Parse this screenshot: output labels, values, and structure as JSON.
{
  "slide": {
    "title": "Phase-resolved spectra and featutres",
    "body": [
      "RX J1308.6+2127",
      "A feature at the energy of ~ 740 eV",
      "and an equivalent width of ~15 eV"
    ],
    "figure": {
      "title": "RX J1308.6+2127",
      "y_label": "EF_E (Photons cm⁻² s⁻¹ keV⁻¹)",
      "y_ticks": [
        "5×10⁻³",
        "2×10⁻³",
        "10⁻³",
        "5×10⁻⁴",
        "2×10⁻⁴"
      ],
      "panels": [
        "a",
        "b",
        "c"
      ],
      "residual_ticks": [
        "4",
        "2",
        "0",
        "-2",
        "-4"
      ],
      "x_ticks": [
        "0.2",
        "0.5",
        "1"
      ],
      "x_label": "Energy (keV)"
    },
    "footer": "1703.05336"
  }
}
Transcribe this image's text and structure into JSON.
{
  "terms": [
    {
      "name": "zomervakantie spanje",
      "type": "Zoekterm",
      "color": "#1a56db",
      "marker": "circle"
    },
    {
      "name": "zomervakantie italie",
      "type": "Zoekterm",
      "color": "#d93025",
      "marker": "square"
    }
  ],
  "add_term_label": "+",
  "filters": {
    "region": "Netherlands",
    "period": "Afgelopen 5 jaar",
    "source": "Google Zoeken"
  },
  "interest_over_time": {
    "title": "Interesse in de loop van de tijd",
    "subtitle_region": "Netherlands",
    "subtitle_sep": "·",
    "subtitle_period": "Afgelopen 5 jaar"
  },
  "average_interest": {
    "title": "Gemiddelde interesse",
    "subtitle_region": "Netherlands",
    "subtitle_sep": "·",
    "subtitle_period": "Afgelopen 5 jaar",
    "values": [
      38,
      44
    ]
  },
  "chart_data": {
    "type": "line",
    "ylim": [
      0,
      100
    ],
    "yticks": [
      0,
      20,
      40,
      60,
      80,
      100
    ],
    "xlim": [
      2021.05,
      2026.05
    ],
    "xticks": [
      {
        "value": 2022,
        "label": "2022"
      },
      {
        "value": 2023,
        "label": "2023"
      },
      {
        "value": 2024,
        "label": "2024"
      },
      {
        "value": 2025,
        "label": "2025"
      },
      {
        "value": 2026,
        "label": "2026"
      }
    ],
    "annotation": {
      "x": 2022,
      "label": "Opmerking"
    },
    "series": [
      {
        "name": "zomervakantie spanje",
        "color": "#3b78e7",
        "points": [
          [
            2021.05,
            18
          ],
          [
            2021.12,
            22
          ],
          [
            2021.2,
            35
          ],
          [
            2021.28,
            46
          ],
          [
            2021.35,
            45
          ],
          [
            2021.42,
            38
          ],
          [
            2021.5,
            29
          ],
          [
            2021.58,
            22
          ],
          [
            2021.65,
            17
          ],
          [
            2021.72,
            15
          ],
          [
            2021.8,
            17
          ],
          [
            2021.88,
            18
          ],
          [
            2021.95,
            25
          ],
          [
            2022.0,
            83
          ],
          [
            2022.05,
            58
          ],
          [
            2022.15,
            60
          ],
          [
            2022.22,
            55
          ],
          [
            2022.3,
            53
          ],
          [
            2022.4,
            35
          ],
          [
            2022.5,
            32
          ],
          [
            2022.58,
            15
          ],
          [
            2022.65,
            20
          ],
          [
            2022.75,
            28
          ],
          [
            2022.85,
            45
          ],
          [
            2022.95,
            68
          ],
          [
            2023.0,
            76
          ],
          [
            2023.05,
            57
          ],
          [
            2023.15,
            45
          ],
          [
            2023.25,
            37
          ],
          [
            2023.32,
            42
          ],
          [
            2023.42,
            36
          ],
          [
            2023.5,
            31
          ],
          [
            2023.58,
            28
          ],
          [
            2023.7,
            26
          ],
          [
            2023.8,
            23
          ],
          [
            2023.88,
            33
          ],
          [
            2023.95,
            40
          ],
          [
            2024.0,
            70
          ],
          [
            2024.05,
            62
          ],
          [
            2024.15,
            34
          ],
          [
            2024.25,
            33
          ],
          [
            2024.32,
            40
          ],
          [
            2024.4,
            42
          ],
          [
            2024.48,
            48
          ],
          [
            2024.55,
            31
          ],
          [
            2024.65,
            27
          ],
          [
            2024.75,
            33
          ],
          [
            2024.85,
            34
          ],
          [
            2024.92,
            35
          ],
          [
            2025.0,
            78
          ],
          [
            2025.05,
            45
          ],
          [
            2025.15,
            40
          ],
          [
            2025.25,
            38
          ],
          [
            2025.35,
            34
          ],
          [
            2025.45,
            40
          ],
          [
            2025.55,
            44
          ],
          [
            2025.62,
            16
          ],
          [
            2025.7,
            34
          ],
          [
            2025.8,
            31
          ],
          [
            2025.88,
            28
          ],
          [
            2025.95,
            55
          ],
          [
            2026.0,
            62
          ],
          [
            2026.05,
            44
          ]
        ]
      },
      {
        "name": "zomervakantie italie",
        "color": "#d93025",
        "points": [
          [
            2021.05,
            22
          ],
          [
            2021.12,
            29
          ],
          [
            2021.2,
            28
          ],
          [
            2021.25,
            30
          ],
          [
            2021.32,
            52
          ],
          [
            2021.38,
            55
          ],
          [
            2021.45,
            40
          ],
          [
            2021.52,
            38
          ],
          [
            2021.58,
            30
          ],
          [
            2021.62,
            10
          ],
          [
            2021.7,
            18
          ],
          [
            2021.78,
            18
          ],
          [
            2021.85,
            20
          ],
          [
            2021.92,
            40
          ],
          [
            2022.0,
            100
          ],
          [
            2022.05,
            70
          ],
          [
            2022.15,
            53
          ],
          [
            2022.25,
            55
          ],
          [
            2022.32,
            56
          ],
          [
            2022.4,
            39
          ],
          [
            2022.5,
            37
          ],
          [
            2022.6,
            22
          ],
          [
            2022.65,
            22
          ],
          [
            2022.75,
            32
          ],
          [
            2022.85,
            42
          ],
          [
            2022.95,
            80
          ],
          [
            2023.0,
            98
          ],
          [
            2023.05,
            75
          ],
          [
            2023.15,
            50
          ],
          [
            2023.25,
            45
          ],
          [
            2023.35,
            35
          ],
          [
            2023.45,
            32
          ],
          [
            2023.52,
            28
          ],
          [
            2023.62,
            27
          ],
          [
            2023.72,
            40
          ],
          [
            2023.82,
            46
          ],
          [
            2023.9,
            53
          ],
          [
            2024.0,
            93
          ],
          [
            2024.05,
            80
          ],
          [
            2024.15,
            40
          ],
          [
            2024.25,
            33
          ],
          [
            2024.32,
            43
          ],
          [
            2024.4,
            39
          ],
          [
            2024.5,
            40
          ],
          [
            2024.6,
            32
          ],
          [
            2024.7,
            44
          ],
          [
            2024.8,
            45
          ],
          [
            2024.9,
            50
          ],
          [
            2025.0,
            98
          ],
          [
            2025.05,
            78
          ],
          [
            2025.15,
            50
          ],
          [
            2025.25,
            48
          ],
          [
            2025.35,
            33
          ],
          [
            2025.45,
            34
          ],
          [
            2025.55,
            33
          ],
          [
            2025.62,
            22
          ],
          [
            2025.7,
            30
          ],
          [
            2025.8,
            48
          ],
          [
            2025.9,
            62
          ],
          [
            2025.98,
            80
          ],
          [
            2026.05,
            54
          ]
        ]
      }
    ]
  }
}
━━━━━━━━━━━━━━━━━━━━
= Written exercise =
Every line above should be retyped exactly as given.

= Expected answer =
Parse this screenshot: output labels, values, and structure as JSON.
{
  "slide": {
    "title": "Phase-resolved spectra and featutres",
    "body": [
      "RX J1308.6+2127",
      "A feature at the energy of ~ 740 eV",
      "and an equivalent width of ~15 eV"
    ],
    "figure": {
      "title": "RX J1308.6+2127",
      "y_label": "EF_E (Photons cm⁻² s⁻¹ keV⁻¹)",
      "y_ticks": [
        "5×10⁻³",
        "2×10⁻³",
        "10⁻³",
        "5×10⁻⁴",
        "2×10⁻⁴"
      ],
      "panels": [
        "a",
        "b",
        "c"
      ],
      "residual_ticks": [
        "4",
        "2",
        "0",
        "-2",
        "-4"
      ],
      "x_ticks": [
        "0.2",
        "0.5",
        "1"
      ],
      "x_label": "Energy (keV)"
    },
    "footer": "1703.05336"
  }
}
Transcribe this image's text and structure into JSON.
{
  "terms": [
    {
      "name": "zomervakantie spanje",
      "type": "Zoekterm",
      "color": "#1a56db",
      "marker": "circle"
    },
    {
      "name": "zomervakantie italie",
      "type": "Zoekterm",
      "color": "#d93025",
      "marker": "square"
    }
  ],
  "add_term_label": "+",
  "filters": {
    "region": "Netherlands",
    "period": "Afgelopen 5 jaar",
    "source": "Google Zoeken"
  },
  "interest_over_time": {
    "title": "Interesse in de loop van de tijd",
    "subtitle_region": "Netherlands",
    "subtitle_sep": "·",
    "subtitle_period": "Afgelopen 5 jaar"
  },
  "average_interest": {
    "title": "Gemiddelde interesse",
    "subtitle_region": "Netherlands",
    "subtitle_sep": "·",
    "subtitle_period": "Afgelopen 5 jaar",
    "values": [
      38,
      44
    ]
  },
  "chart_data": {
    "type": "line",
    "ylim": [
      0,
      100
    ],
    "yticks": [
      0,
      20,
      40,
      60,
      80,
      100
    ],
    "xlim": [
      2021.05,
      2026.05
    ],
    "xticks": [
      {
        "value": 2022,
        "label": "2022"
      },
      {
        "value": 2023,
        "label": "2023"
      },
      {
        "value": 2024,
        "label": "2024"
      },
      {
        "value": 2025,
        "label": "2025"
      },
      {
        "value": 2026,
        "label": "2026"
      }
    ],
    "annotation": {
      "x": 2022,
      "label": "Opmerking"
    },
    "series": [
      {
        "name": "zomervakantie spanje",
        "color": "#3b78e7",
        "points": [
          [
            2021.05,
            18
          ],
          [
            2021.12,
            22
          ],
          [
            2021.2,
            35
          ],
          [
            2021.28,
            46
          ],
          [
            2021.35,
            45
          ],
          [
            2021.42,
            38
          ],
          [
            2021.5,
            29
          ],
          [
            2021.58,
            22
          ],
          [
            2021.65,
            17
          ],
          [
            2021.72,
            15
          ],
          [
            2021.8,
            17
          ],
          [
            2021.88,
            18
          ],
          [
            2021.95,
            25
          ],
          [
            2022.0,
            83
          ],
          [
            2022.05,
            58
          ],
          [
            2022.15,
            60
          ],
          [
            2022.22,
            55
          ],
          [
            2022.3,
            53
          ],
          [
            2022.4,
            35
          ],
          [
            2022.5,
            32
          ],
          [
            2022.58,
            15
          ],
          [
            2022.65,
            20
          ],
          [
            2022.75,
            28
          ],
          [
            2022.85,
            45
          ],
          [
            2022.95,
            68
          ],
          [
            2023.0,
            76
          ],
          [
            2023.05,
            57
          ],
          [
            2023.15,
            45
          ],
          [
            2023.25,
            37
          ],
          [
            2023.32,
            42
          ],
          [
            2023.42,
            36
          ],
          [
            2023.5,
            31
          ],
          [
            2023.58,
            28
          ],
          [
            2023.7,
            26
          ],
          [
            2023.8,
            23
          ],
          [
            2023.88,
            33
          ],
          [
            2023.95,
            40
          ],
          [
            2024.0,
            70
          ],
          [
            2024.05,
            62
          ],
          [
            2024.15,
            34
          ],
          [
            2024.25,
            33
          ],
          [
            2024.32,
            40
          ],
          [
            2024.4,
            42
          ],
          [
            2024.48,
            48
          ],
          [
            2024.55,
            31
          ],
          [
            2024.65,
            27
          ],
          [
            2024.75,
            33
          ],
          [
            2024.85,
            34
          ],
          [
            2024.92,
            35
          ],
          [
            2025.0,
            78
          ],
          [
            2025.05,
            45
          ],
          [
            2025.15,
            40
          ],
          [
            2025.25,
            38
          ],
          [
            2025.35,
            34
          ],
          [
            2025.45,
            40
          ],
          [
            2025.55,
            44
          ],
          [
            2025.62,
            16
          ],
          [
            2025.7,
            34
          ],
          [
            2025.8,
            31
          ],
          [
            2025.88,
            28
          ],
          [
            2025.95,
            55
          ],
          [
            2026.0,
            62
          ],
          [
            2026.05,
            44
          ]
        ]
      },
      {
        "name": "zomervakantie italie",
        "color": "#d93025",
        "points": [
          [
            2021.05,
            22
          ],
          [
            2021.12,
            29
          ],
          [
            2021.2,
            28
          ],
          [
            2021.25,
            30
          ],
          [
            2021.32,
            52
          ],
          [
            2021.38,
            55
          ],
          [
            2021.45,
            40
          ],
          [
            2021.52,
            38
          ],
          [
            2021.58,
            30
          ],
          [
            2021.62,
            10
          ],
          [
            2021.7,
            18
          ],
          [
            2021.78,
            18
          ],
          [
            2021.85,
            20
          ],
          [
            2021.92,
            40
          ],
          [
            2022.0,
            100
          ],
          [
            2022.05,
            70
          ],
          [
            2022.15,
            53
          ],
          [
            2022.25,
            55
          ],
          [
            2022.32,
            56
          ],
          [
            2022.4,
            39
          ],
          [
            2022.5,
            37
          ],
          [
            2022.6,
            22
          ],
          [
            2022.65,
            22
          ],
          [
            2022.75,
            32
          ],
          [
            2022.85,
            42
          ],
          [
            2022.95,
            80
          ],
          [
            2023.0,
            98
          ],
          [
            2023.05,
            75
          ],
          [
            2023.15,
            50
          ],
          [
            2023.25,
            45
          ],
          [
            2023.35,
            35
          ],
          [
            2023.45,
            32
          ],
          [
            2023.52,
            28
          ],
          [
            2023.62,
            27
          ],
          [
            2023.72,
            40
          ],
          [
            2023.82,
            46
          ],
          [
            2023.9,
            53
          ],
          [
            2024.0,
            93
          ],
          [
            2024.05,
            80
          ],
          [
            2024.15,
            40
          ],
          [
            2024.25,
            33
          ],
          [
            2024.32,
            43
          ],
          [
            2024.4,
            39
          ],
          [
            2024.5,
            40
          ],
          [
            2024.6,
            32
          ],
          [
            2024.7,
            44
          ],
          [
            2024.8,
            45
          ],
          [
            2024.9,
            50
          ],
          [
            2025.0,
            98
          ],
          [
            2025.05,
            78
          ],
          [
            2025.15,
            50
          ],
          [
            2025.25,
            48
          ],
          [
            2025.35,
            33
          ],
          [
            2025.45,
            34
          ],
          [
            2025.55,
            33
          ],
          [
            2025.62,
            22
          ],
          [
            2025.7,
            30
          ],
          [
            2025.8,
            48
          ],
          [
            2025.9,
            62
          ],
          [
            2025.98,
            80
          ],
          [
            2026.05,
            54
          ]
        ]
      }
    ]
  }
}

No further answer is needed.